Copy out the following items line for line, without changing anything.

A run of records:
====================

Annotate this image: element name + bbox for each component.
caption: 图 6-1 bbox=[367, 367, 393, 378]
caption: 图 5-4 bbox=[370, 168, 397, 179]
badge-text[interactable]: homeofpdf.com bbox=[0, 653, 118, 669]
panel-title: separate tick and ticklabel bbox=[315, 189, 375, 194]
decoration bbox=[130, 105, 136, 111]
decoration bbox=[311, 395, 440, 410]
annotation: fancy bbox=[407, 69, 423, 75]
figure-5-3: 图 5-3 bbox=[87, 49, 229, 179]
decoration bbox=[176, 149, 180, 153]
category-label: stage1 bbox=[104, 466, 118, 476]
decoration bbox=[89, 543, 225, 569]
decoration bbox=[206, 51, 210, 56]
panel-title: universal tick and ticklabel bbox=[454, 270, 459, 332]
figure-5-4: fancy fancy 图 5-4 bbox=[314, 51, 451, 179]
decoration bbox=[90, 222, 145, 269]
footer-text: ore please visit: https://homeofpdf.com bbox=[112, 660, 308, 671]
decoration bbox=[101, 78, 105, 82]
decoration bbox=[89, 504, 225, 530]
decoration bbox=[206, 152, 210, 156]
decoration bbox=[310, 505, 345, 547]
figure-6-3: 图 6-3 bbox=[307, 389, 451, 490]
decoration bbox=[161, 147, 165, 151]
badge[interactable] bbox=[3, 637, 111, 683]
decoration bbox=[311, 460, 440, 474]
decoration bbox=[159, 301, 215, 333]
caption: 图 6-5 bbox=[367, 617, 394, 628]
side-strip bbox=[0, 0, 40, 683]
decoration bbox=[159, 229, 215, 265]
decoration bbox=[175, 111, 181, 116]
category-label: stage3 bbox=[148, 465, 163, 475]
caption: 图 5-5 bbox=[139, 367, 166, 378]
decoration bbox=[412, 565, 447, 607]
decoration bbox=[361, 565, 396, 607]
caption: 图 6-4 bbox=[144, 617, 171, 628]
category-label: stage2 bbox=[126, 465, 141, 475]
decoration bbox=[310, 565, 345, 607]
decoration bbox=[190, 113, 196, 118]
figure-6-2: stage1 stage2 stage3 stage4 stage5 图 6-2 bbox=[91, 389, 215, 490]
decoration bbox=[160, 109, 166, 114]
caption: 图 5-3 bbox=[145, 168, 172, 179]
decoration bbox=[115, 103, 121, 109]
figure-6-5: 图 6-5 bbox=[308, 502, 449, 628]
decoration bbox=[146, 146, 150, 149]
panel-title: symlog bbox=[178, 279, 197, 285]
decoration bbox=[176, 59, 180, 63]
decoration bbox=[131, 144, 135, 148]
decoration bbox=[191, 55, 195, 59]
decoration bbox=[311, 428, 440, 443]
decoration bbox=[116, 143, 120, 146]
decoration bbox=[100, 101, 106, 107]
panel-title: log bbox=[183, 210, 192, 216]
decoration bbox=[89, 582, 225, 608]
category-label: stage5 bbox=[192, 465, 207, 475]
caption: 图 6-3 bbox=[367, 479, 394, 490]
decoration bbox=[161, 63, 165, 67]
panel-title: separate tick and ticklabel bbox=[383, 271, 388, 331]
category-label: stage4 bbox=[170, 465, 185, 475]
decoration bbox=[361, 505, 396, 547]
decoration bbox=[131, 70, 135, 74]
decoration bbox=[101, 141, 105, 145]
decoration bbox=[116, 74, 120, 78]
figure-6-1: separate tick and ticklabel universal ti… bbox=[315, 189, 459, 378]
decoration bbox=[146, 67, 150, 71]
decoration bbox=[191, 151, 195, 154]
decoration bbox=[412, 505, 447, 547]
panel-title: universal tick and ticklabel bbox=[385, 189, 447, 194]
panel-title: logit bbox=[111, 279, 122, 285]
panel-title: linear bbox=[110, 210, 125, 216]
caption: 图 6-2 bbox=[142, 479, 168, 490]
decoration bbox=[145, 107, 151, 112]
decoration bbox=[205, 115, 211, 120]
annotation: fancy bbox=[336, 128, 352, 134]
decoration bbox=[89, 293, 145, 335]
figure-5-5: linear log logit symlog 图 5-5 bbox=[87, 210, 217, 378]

====================

_Task result_
Annotate this image: element name + bbox for each component.
caption: 图 6-1 bbox=[367, 367, 393, 378]
caption: 图 5-4 bbox=[370, 168, 397, 179]
badge-text[interactable]: homeofpdf.com bbox=[0, 653, 118, 669]
panel-title: separate tick and ticklabel bbox=[315, 189, 375, 194]
decoration bbox=[130, 105, 136, 111]
decoration bbox=[311, 395, 440, 410]
annotation: fancy bbox=[407, 69, 423, 75]
figure-5-3: 图 5-3 bbox=[87, 49, 229, 179]
decoration bbox=[176, 149, 180, 153]
category-label: stage1 bbox=[104, 466, 118, 476]
decoration bbox=[89, 543, 225, 569]
decoration bbox=[206, 51, 210, 56]
panel-title: universal tick and ticklabel bbox=[454, 270, 459, 332]
figure-5-4: fancy fancy 图 5-4 bbox=[314, 51, 451, 179]
decoration bbox=[90, 222, 145, 269]
footer-text: ore please visit: https://homeofpdf.com bbox=[112, 660, 308, 671]
decoration bbox=[101, 78, 105, 82]
decoration bbox=[89, 504, 225, 530]
decoration bbox=[206, 152, 210, 156]
decoration bbox=[310, 505, 345, 547]
figure-6-3: 图 6-3 bbox=[307, 389, 451, 490]
decoration bbox=[161, 147, 165, 151]
badge[interactable] bbox=[3, 637, 111, 683]
decoration bbox=[311, 460, 440, 474]
decoration bbox=[159, 301, 215, 333]
caption: 图 6-5 bbox=[367, 617, 394, 628]
side-strip bbox=[0, 0, 40, 683]
decoration bbox=[159, 229, 215, 265]
decoration bbox=[175, 111, 181, 116]
category-label: stage3 bbox=[148, 465, 163, 475]
caption: 图 5-5 bbox=[139, 367, 166, 378]
decoration bbox=[412, 565, 447, 607]
decoration bbox=[361, 565, 396, 607]
caption: 图 6-4 bbox=[144, 617, 171, 628]
category-label: stage2 bbox=[126, 465, 141, 475]
decoration bbox=[310, 565, 345, 607]
decoration bbox=[190, 113, 196, 118]
figure-6-2: stage1 stage2 stage3 stage4 stage5 图 6-2 bbox=[91, 389, 215, 490]
decoration bbox=[160, 109, 166, 114]
caption: 图 5-3 bbox=[145, 168, 172, 179]
decoration bbox=[115, 103, 121, 109]
figure-6-5: 图 6-5 bbox=[308, 502, 449, 628]
decoration bbox=[146, 146, 150, 149]
panel-title: symlog bbox=[178, 279, 197, 285]
decoration bbox=[176, 59, 180, 63]
decoration bbox=[131, 144, 135, 148]
decoration bbox=[191, 55, 195, 59]
decoration bbox=[311, 428, 440, 443]
decoration bbox=[116, 143, 120, 146]
decoration bbox=[100, 101, 106, 107]
panel-title: log bbox=[183, 210, 192, 216]
decoration bbox=[89, 582, 225, 608]
category-label: stage5 bbox=[192, 465, 207, 475]
caption: 图 6-3 bbox=[367, 479, 394, 490]
decoration bbox=[161, 63, 165, 67]
panel-title: separate tick and ticklabel bbox=[383, 271, 388, 331]
category-label: stage4 bbox=[170, 465, 185, 475]
decoration bbox=[361, 505, 396, 547]
decoration bbox=[131, 70, 135, 74]
decoration bbox=[101, 141, 105, 145]
decoration bbox=[116, 74, 120, 78]
figure-6-1: separate tick and ticklabel universal ti… bbox=[315, 189, 459, 378]
decoration bbox=[146, 67, 150, 71]
decoration bbox=[191, 151, 195, 154]
decoration bbox=[412, 505, 447, 547]
panel-title: universal tick and ticklabel bbox=[385, 189, 447, 194]
panel-title: logit bbox=[111, 279, 122, 285]
panel-title: linear bbox=[110, 210, 125, 216]
caption: 图 6-2 bbox=[142, 479, 168, 490]
decoration bbox=[145, 107, 151, 112]
decoration bbox=[205, 115, 211, 120]
annotation: fancy bbox=[336, 128, 352, 134]
decoration bbox=[89, 293, 145, 335]
figure-5-5: linear log logit symlog 图 5-5 bbox=[87, 210, 217, 378]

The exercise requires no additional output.